[Structured figure records]
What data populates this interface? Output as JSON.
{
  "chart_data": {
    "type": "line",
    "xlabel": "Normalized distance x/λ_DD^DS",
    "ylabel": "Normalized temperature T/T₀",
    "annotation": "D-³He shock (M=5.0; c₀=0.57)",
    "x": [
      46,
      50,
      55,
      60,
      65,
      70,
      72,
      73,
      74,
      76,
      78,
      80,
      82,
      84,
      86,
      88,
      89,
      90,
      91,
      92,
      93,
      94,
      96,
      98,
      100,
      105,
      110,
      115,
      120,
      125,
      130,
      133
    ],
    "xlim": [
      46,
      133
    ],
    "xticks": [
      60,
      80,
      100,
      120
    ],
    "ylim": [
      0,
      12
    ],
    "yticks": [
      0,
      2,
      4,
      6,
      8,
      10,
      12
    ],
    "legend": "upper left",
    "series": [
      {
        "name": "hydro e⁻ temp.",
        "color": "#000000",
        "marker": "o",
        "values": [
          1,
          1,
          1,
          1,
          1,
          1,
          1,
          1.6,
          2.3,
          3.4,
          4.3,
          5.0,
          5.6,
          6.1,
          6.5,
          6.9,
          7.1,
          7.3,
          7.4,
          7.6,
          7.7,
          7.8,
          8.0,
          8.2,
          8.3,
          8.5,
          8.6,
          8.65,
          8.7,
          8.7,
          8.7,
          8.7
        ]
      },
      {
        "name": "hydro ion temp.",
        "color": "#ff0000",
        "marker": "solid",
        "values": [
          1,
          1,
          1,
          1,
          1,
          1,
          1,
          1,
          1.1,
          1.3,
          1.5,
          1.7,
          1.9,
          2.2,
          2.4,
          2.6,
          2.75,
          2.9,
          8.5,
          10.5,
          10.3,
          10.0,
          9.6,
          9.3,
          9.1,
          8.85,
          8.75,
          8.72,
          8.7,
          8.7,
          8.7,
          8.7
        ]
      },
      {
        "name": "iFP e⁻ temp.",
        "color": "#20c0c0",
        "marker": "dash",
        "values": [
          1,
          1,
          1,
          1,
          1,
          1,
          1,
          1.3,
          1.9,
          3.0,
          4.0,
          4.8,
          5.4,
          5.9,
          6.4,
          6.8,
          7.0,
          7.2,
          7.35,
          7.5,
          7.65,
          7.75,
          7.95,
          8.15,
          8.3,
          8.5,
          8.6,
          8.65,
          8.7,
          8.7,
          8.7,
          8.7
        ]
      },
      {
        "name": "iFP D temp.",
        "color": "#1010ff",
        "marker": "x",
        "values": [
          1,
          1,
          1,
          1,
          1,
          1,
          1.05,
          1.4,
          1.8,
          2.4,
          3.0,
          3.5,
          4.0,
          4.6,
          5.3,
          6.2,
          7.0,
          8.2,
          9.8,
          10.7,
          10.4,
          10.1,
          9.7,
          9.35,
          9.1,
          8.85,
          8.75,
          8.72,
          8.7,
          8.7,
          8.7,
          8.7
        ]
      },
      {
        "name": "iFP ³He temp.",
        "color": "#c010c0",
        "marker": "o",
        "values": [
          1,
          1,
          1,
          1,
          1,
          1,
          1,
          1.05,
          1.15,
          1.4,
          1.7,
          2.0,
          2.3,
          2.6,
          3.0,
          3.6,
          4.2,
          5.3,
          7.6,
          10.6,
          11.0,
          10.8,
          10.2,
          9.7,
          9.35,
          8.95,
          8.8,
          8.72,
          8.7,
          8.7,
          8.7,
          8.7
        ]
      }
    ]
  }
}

# Aim
Copy all lines in the listing above where the string "name" appears.

# Exercise result
        "name": "hydro e⁻ temp.",
        "name": "hydro ion temp.",
        "name": "iFP e⁻ temp.",
        "name": "iFP D temp.",
        "name": "iFP ³He temp.",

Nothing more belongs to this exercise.